Records contained in a dataset
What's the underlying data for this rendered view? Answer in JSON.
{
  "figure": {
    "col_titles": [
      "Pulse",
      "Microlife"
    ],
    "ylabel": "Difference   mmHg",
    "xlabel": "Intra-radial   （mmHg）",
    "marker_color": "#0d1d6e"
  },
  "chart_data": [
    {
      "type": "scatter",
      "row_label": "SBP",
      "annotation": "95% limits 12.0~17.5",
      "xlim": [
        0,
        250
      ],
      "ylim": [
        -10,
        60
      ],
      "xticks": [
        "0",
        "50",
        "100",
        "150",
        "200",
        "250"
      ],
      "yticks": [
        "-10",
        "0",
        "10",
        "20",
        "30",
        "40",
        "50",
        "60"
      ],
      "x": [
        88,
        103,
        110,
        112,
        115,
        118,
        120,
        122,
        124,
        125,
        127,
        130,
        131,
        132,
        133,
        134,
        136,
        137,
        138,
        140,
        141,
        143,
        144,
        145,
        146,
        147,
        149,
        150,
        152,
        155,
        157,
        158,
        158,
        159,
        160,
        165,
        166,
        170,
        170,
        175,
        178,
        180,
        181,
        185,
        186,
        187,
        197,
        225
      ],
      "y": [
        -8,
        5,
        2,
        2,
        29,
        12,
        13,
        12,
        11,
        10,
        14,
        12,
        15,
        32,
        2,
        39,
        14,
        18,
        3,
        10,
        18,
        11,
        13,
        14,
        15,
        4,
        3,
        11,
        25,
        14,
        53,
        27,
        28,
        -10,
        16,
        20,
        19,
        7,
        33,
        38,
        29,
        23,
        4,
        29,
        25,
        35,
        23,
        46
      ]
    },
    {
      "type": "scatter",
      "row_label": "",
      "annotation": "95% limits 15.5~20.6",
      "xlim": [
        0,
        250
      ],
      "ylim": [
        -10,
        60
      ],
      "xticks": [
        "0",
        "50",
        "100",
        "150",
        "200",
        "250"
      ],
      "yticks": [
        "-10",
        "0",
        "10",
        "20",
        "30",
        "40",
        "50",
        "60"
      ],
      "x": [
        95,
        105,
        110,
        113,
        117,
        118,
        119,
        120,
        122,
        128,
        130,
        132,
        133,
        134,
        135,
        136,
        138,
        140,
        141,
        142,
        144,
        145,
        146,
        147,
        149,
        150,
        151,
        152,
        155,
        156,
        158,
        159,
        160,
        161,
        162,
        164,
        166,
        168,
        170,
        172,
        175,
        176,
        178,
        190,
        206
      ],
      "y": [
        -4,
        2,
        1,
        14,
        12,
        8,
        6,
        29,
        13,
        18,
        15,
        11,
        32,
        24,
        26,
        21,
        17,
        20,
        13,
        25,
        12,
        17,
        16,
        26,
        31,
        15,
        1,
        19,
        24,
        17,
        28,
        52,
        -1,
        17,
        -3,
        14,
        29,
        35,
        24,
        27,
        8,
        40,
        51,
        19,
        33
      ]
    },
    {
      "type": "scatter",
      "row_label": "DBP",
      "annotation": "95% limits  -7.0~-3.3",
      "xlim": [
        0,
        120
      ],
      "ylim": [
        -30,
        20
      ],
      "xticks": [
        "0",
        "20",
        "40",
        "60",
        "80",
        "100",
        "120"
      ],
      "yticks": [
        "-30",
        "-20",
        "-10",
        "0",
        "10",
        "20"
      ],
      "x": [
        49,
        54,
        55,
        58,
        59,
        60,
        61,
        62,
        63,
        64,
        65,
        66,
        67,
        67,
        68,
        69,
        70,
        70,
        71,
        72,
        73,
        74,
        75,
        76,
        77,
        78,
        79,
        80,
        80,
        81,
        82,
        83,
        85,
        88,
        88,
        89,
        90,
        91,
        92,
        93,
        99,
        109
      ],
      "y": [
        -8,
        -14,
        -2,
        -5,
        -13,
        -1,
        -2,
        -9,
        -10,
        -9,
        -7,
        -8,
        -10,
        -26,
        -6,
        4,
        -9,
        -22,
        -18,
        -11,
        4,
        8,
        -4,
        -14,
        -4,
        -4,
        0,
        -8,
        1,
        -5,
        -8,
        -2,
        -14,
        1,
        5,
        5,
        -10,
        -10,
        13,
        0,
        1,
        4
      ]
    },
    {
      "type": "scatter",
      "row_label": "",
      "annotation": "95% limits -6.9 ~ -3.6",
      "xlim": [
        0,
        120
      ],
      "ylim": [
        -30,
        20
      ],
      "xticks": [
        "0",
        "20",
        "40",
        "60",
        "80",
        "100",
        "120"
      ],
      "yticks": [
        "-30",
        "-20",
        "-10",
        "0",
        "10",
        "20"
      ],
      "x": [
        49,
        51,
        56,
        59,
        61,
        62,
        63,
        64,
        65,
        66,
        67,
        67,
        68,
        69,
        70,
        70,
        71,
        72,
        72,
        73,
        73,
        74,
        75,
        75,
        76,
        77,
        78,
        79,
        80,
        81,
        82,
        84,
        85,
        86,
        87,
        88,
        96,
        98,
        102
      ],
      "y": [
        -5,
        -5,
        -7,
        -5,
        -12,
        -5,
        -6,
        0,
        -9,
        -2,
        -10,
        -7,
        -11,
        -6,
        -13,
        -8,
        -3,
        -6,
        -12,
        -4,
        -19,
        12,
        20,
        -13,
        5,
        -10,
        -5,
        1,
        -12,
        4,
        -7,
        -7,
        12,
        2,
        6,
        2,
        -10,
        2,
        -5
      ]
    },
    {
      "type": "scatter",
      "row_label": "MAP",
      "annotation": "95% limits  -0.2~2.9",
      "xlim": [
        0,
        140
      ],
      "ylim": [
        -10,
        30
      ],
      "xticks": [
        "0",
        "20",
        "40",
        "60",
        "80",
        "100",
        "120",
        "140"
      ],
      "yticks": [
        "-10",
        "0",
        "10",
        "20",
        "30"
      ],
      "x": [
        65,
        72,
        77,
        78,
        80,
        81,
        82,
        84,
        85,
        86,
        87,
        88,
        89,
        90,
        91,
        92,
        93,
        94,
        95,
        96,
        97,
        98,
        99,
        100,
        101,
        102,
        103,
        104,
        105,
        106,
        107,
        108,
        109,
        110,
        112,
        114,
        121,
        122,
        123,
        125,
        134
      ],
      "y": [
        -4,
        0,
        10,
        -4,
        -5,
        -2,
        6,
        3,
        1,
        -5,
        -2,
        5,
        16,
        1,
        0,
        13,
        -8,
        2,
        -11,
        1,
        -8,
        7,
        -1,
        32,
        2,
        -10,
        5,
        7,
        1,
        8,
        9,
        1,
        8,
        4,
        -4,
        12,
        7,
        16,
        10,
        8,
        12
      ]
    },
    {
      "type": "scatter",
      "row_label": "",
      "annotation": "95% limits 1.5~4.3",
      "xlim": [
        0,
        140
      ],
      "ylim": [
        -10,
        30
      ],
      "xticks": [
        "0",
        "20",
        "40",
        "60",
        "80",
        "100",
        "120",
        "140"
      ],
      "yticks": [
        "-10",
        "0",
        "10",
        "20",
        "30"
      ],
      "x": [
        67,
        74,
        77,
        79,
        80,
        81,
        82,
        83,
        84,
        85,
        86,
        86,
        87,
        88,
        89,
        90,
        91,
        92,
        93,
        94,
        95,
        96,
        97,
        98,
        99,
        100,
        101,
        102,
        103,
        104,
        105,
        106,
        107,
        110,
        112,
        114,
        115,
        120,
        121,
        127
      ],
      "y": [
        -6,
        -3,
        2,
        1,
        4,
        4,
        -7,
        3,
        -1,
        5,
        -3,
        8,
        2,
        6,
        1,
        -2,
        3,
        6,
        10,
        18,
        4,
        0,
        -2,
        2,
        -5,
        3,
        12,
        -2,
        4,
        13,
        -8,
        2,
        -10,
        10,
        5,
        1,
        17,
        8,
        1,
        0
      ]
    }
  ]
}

### AIM
Quote every line of the data, word for word.

### EXERCISE OUTPUT
What's the underlying data for this rendered view? Answer in JSON.
{
  "figure": {
    "col_titles": [
      "Pulse",
      "Microlife"
    ],
    "ylabel": "Difference   mmHg",
    "xlabel": "Intra-radial   （mmHg）",
    "marker_color": "#0d1d6e"
  },
  "chart_data": [
    {
      "type": "scatter",
      "row_label": "SBP",
      "annotation": "95% limits 12.0~17.5",
      "xlim": [
        0,
        250
      ],
      "ylim": [
        -10,
        60
      ],
      "xticks": [
        "0",
        "50",
        "100",
        "150",
        "200",
        "250"
      ],
      "yticks": [
        "-10",
        "0",
        "10",
        "20",
        "30",
        "40",
        "50",
        "60"
      ],
      "x": [
        88,
        103,
        110,
        112,
        115,
        118,
        120,
        122,
        124,
        125,
        127,
        130,
        131,
        132,
        133,
        134,
        136,
        137,
        138,
        140,
        141,
        143,
        144,
        145,
        146,
        147,
        149,
        150,
        152,
        155,
        157,
        158,
        158,
        159,
        160,
        165,
        166,
        170,
        170,
        175,
        178,
        180,
        181,
        185,
        186,
        187,
        197,
        225
      ],
      "y": [
        -8,
        5,
        2,
        2,
        29,
        12,
        13,
        12,
        11,
        10,
        14,
        12,
        15,
        32,
        2,
        39,
        14,
        18,
        3,
        10,
        18,
        11,
        13,
        14,
        15,
        4,
        3,
        11,
        25,
        14,
        53,
        27,
        28,
        -10,
        16,
        20,
        19,
        7,
        33,
        38,
        29,
        23,
        4,
        29,
        25,
        35,
        23,
        46
      ]
    },
    {
      "type": "scatter",
      "row_label": "",
      "annotation": "95% limits 15.5~20.6",
      "xlim": [
        0,
        250
      ],
      "ylim": [
        -10,
        60
      ],
      "xticks": [
        "0",
        "50",
        "100",
        "150",
        "200",
        "250"
      ],
      "yticks": [
        "-10",
        "0",
        "10",
        "20",
        "30",
        "40",
        "50",
        "60"
      ],
      "x": [
        95,
        105,
        110,
        113,
        117,
        118,
        119,
        120,
        122,
        128,
        130,
        132,
        133,
        134,
        135,
        136,
        138,
        140,
        141,
        142,
        144,
        145,
        146,
        147,
        149,
        150,
        151,
        152,
        155,
        156,
        158,
        159,
        160,
        161,
        162,
        164,
        166,
        168,
        170,
        172,
        175,
        176,
        178,
        190,
        206
      ],
      "y": [
        -4,
        2,
        1,
        14,
        12,
        8,
        6,
        29,
        13,
        18,
        15,
        11,
        32,
        24,
        26,
        21,
        17,
        20,
        13,
        25,
        12,
        17,
        16,
        26,
        31,
        15,
        1,
        19,
        24,
        17,
        28,
        52,
        -1,
        17,
        -3,
        14,
        29,
        35,
        24,
        27,
        8,
        40,
        51,
        19,
        33
      ]
    },
    {
      "type": "scatter",
      "row_label": "DBP",
      "annotation": "95% limits  -7.0~-3.3",
      "xlim": [
        0,
        120
      ],
      "ylim": [
        -30,
        20
      ],
      "xticks": [
        "0",
        "20",
        "40",
        "60",
        "80",
        "100",
        "120"
      ],
      "yticks": [
        "-30",
        "-20",
        "-10",
        "0",
        "10",
        "20"
      ],
      "x": [
        49,
        54,
        55,
        58,
        59,
        60,
        61,
        62,
        63,
        64,
        65,
        66,
        67,
        67,
        68,
        69,
        70,
        70,
        71,
        72,
        73,
        74,
        75,
        76,
        77,
        78,
        79,
        80,
        80,
        81,
        82,
        83,
        85,
        88,
        88,
        89,
        90,
        91,
        92,
        93,
        99,
        109
      ],
      "y": [
        -8,
        -14,
        -2,
        -5,
        -13,
        -1,
        -2,
        -9,
        -10,
        -9,
        -7,
        -8,
        -10,
        -26,
        -6,
        4,
        -9,
        -22,
        -18,
        -11,
        4,
        8,
        -4,
        -14,
        -4,
        -4,
        0,
        -8,
        1,
        -5,
        -8,
        -2,
        -14,
        1,
        5,
        5,
        -10,
        -10,
        13,
        0,
        1,
        4
      ]
    },
    {
      "type": "scatter",
      "row_label": "",
      "annotation": "95% limits -6.9 ~ -3.6",
      "xlim": [
        0,
        120
      ],
      "ylim": [
        -30,
        20
      ],
      "xticks": [
        "0",
        "20",
        "40",
        "60",
        "80",
        "100",
        "120"
      ],
      "yticks": [
        "-30",
        "-20",
        "-10",
        "0",
        "10",
        "20"
      ],
      "x": [
        49,
        51,
        56,
        59,
        61,
        62,
        63,
        64,
        65,
        66,
        67,
        67,
        68,
        69,
        70,
        70,
        71,
        72,
        72,
        73,
        73,
        74,
        75,
        75,
        76,
        77,
        78,
        79,
        80,
        81,
        82,
        84,
        85,
        86,
        87,
        88,
        96,
        98,
        102
      ],
      "y": [
        -5,
        -5,
        -7,
        -5,
        -12,
        -5,
        -6,
        0,
        -9,
        -2,
        -10,
        -7,
        -11,
        -6,
        -13,
        -8,
        -3,
        -6,
        -12,
        -4,
        -19,
        12,
        20,
        -13,
        5,
        -10,
        -5,
        1,
        -12,
        4,
        -7,
        -7,
        12,
        2,
        6,
        2,
        -10,
        2,
        -5
      ]
    },
    {
      "type": "scatter",
      "row_label": "MAP",
      "annotation": "95% limits  -0.2~2.9",
      "xlim": [
        0,
        140
      ],
      "ylim": [
        -10,
        30
      ],
      "xticks": [
        "0",
        "20",
        "40",
        "60",
        "80",
        "100",
        "120",
        "140"
      ],
      "yticks": [
        "-10",
        "0",
        "10",
        "20",
        "30"
      ],
      "x": [
        65,
        72,
        77,
        78,
        80,
        81,
        82,
        84,
        85,
        86,
        87,
        88,
        89,
        90,
        91,
        92,
        93,
        94,
        95,
        96,
        97,
        98,
        99,
        100,
        101,
        102,
        103,
        104,
        105,
        106,
        107,
        108,
        109,
        110,
        112,
        114,
        121,
        122,
        123,
        125,
        134
      ],
      "y": [
        -4,
        0,
        10,
        -4,
        -5,
        -2,
        6,
        3,
        1,
        -5,
        -2,
        5,
        16,
        1,
        0,
        13,
        -8,
        2,
        -11,
        1,
        -8,
        7,
        -1,
        32,
        2,
        -10,
        5,
        7,
        1,
        8,
        9,
        1,
        8,
        4,
        -4,
        12,
        7,
        16,
        10,
        8,
        12
      ]
    },
    {
      "type": "scatter",
      "row_label": "",
      "annotation": "95% limits 1.5~4.3",
      "xlim": [
        0,
        140
      ],
      "ylim": [
        -10,
        30
      ],
      "xticks": [
        "0",
        "20",
        "40",
        "60",
        "80",
        "100",
        "120",
        "140"
      ],
      "yticks": [
        "-10",
        "0",
        "10",
        "20",
        "30"
      ],
      "x": [
        67,
        74,
        77,
        79,
        80,
        81,
        82,
        83,
        84,
        85,
        86,
        86,
        87,
        88,
        89,
        90,
        91,
        92,
        93,
        94,
        95,
        96,
        97,
        98,
        99,
        100,
        101,
        102,
        103,
        104,
        105,
        106,
        107,
        110,
        112,
        114,
        115,
        120,
        121,
        127
      ],
      "y": [
        -6,
        -3,
        2,
        1,
        4,
        4,
        -7,
        3,
        -1,
        5,
        -3,
        8,
        2,
        6,
        1,
        -2,
        3,
        6,
        10,
        18,
        4,
        0,
        -2,
        2,
        -5,
        3,
        12,
        -2,
        4,
        13,
        -8,
        2,
        -10,
        10,
        5,
        1,
        17,
        8,
        1,
        0
      ]
    }
  ]
}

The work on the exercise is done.